Problem requirements:
Which lines hold the word "text"? Copy each one.

Data listing:
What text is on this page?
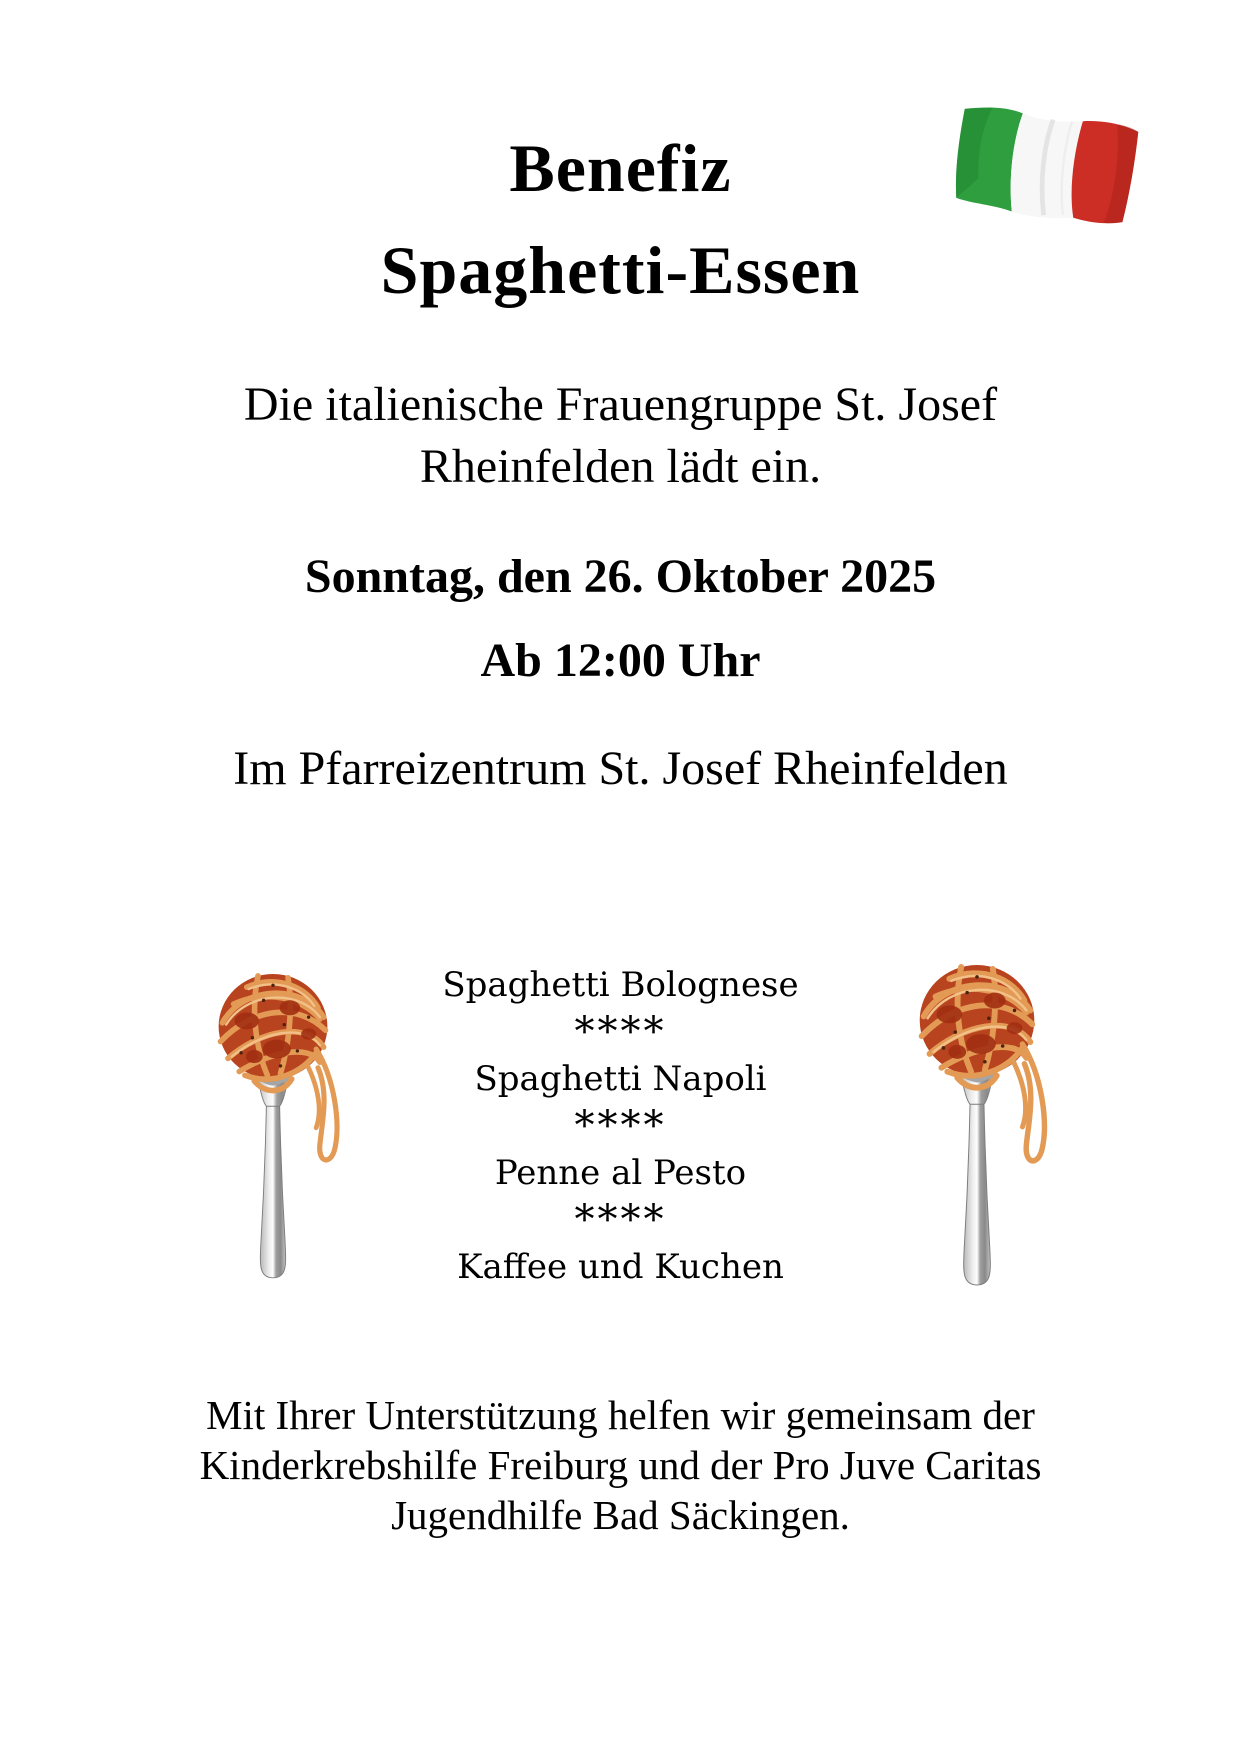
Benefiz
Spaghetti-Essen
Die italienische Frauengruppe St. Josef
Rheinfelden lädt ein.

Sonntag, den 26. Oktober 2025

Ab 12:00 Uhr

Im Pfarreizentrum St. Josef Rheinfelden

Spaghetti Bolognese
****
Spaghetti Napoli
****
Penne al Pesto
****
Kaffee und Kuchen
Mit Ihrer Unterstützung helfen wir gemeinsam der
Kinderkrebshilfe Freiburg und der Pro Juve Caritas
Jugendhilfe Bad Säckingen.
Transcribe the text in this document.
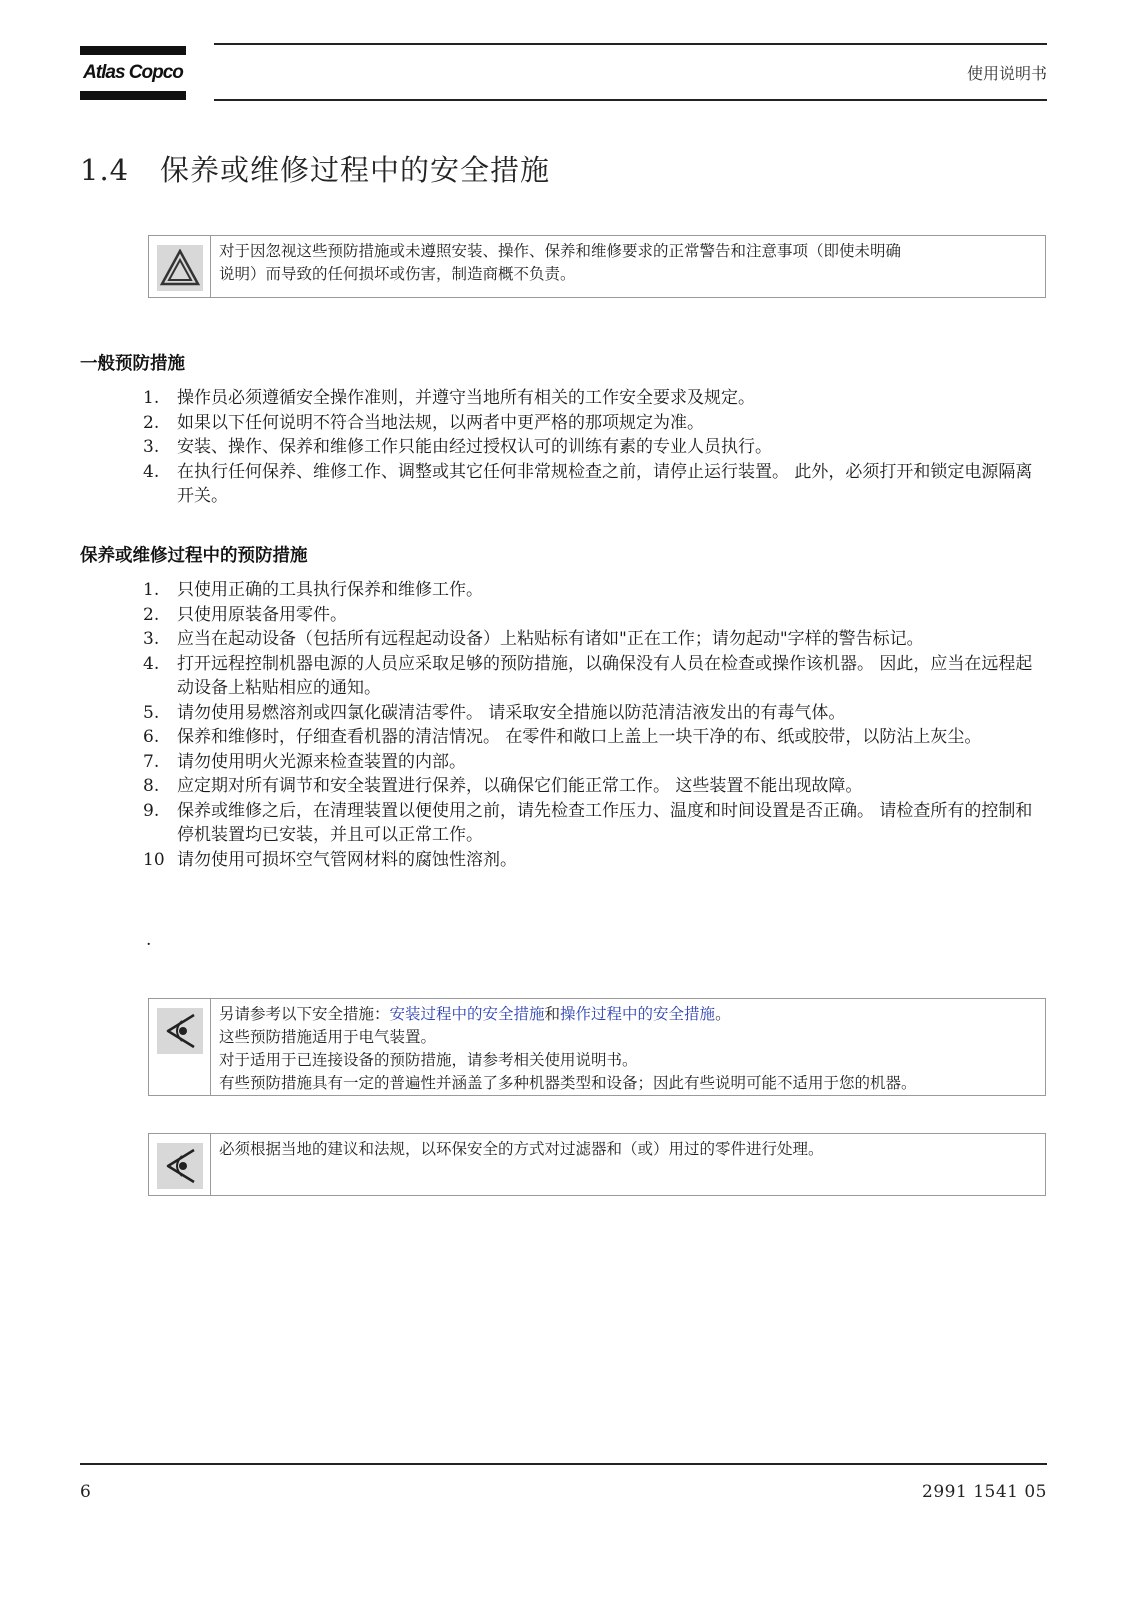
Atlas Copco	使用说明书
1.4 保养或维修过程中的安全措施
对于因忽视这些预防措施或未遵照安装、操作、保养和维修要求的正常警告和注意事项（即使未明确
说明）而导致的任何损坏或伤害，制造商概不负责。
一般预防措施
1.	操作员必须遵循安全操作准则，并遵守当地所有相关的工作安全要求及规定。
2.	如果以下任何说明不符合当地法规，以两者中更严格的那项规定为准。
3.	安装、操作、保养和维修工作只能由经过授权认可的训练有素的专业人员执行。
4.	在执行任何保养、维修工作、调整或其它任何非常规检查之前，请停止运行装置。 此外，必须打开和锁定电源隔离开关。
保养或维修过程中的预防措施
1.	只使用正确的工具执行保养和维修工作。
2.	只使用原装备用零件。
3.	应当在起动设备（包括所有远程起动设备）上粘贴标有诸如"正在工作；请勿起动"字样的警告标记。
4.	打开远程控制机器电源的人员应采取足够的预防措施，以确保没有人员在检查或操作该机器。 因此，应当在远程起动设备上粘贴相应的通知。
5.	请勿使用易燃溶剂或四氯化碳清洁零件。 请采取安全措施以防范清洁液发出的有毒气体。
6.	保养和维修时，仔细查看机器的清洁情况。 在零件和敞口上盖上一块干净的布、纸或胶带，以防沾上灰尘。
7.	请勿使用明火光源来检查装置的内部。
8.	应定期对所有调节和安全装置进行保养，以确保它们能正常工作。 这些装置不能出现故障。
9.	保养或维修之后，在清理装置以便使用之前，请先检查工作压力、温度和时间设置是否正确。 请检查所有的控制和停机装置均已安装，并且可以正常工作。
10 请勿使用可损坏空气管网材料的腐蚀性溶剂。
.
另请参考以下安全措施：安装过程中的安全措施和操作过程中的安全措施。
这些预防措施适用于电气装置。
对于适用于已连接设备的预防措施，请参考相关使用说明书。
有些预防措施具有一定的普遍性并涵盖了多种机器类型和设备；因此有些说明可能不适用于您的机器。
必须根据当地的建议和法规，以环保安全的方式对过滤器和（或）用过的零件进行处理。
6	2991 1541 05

Output of the exercise:
What text is on this page?
Transcribe the text in this document.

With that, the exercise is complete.